YOUR ASSIGNMENT: The answer must be every line of the data that holds the word "tulosta".

DATA IN THIS EXERCISE:

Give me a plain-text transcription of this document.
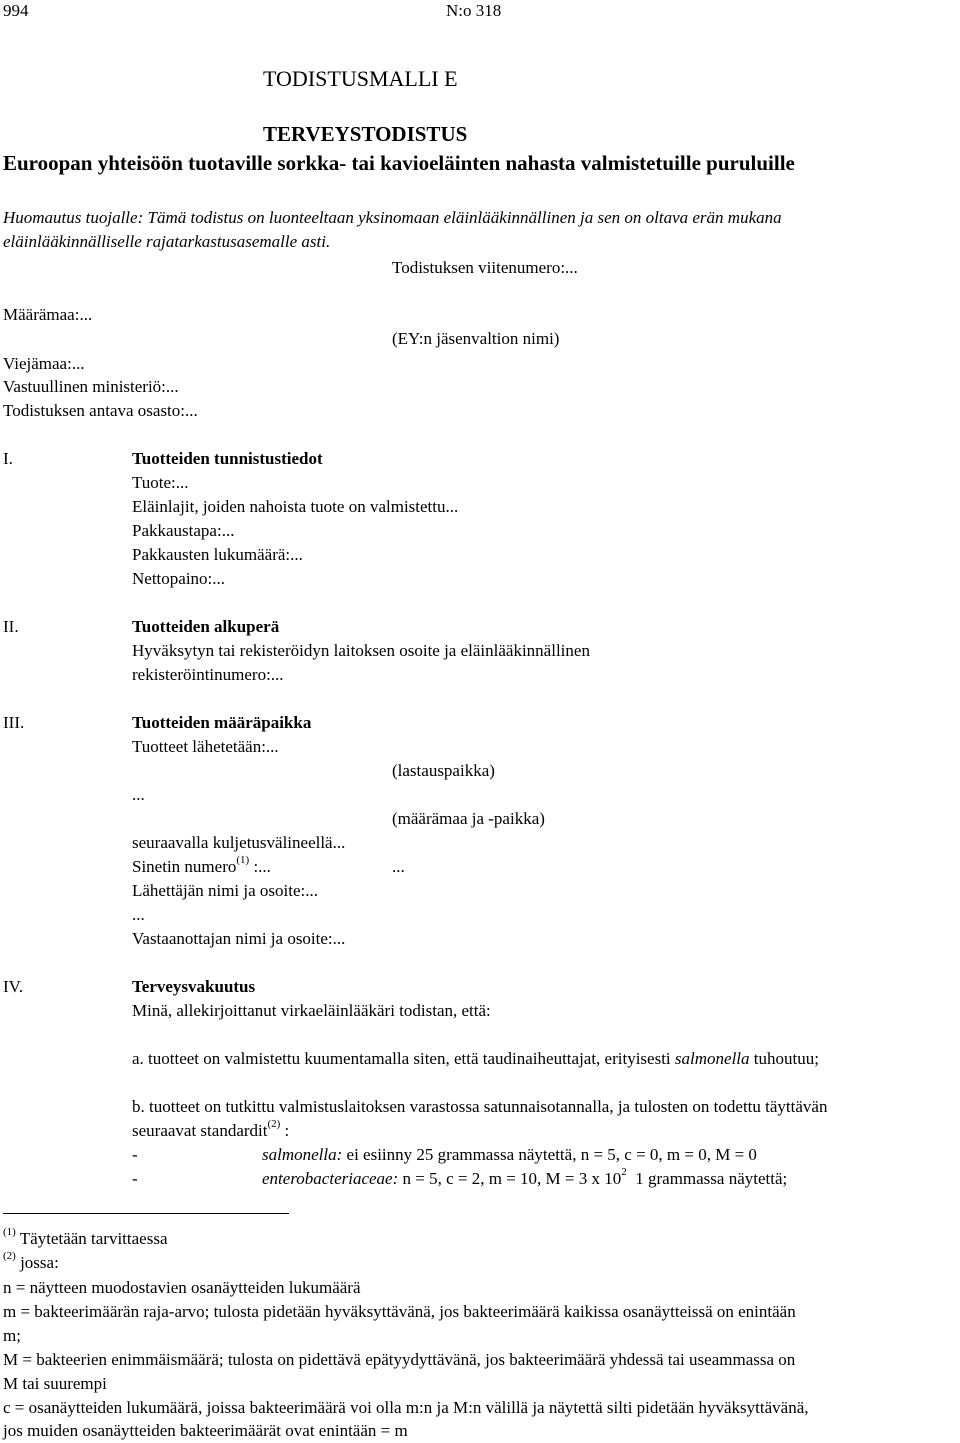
994	N:o 318
TODISTUSMALLI E
TERVEYSTODISTUS
Euroopan yhteisöön tuotaville sorkka- tai kavioeläinten nahasta valmistetuille puruluille
Huomautus tuojalle: Tämä todistus on luonteeltaan yksinomaan eläinlääkinnällinen ja sen on oltava erän mukana
eläinlääkinnälliselle rajatarkastusasemalle asti.
Todistuksen viitenumero:...
Määrämaa:...
(EY:n jäsenvaltion nimi)
Viejämaa:...
Vastuullinen ministeriö:...
Todistuksen antava osasto:...
I.	Tuotteiden tunnistustiedot
Tuote:...
Eläinlajit, joiden nahoista tuote on valmistettu...
Pakkaustapa:...
Pakkausten lukumäärä:...
Nettopaino:...
II.	Tuotteiden alkuperä
Hyväksytyn tai rekisteröidyn laitoksen osoite ja eläinlääkinnällinen
rekisteröintinumero:...
III.	Tuotteiden määräpaikka
Tuotteet lähetetään:...
(lastauspaikka)
...
(määrämaa ja -paikka)
seuraavalla kuljetusvälineellä...
Sinetin numero$^{(1)}$ :...	...
Lähettäjän nimi ja osoite:...
...
Vastaanottajan nimi ja osoite:...
IV.	Terveysvakuutus
Minä, allekirjoittanut virkaeläinlääkäri todistan, että:
a. tuotteet on valmistettu kuumentamalla siten, että taudinaiheuttajat, erityisesti salmonella tuhoutuu;
b. tuotteet on tutkittu valmistuslaitoksen varastossa satunnaisotannalla, ja tulosten on todettu täyttävän
seuraavat standardit$^{(2)}$ :
-	salmonella: ei esiinny 25 grammassa näytettä, n = 5, c = 0, m = 0, M = 0
-	enterobacteriaceae: n = 5, c = 2, m = 10, M = 3 x $10^2$  1 grammassa näytettä;
$^{(1)}$ Täytetään tarvittaessa
$^{(2)}$ jossa:
n = näytteen muodostavien osanäytteiden lukumäärä
m = bakteerimäärän raja-arvo; tulosta pidetään hyväksyttävänä, jos bakteerimäärä kaikissa osanäytteissä on enintään
m;
M = bakteerien enimmäismäärä; tulosta on pidettävä epätyydyttävänä, jos bakteerimäärä yhdessä tai useammassa on
M tai suurempi
c = osanäytteiden lukumäärä, joissa bakteerimäärä voi olla m:n ja M:n välillä ja näytettä silti pidetään hyväksyttävänä,
jos muiden osanäytteiden bakteerimäärät ovat enintään = m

OUTPUT OF THE TASK:
m = bakteerimäärän raja-arvo; tulosta pidetään hyväksyttävänä, jos bakteerimäärä kaikissa osanäytteissä on enintään
M = bakteerien enimmäismäärä; tulosta on pidettävä epätyydyttävänä, jos bakteerimäärä yhdessä tai useammassa on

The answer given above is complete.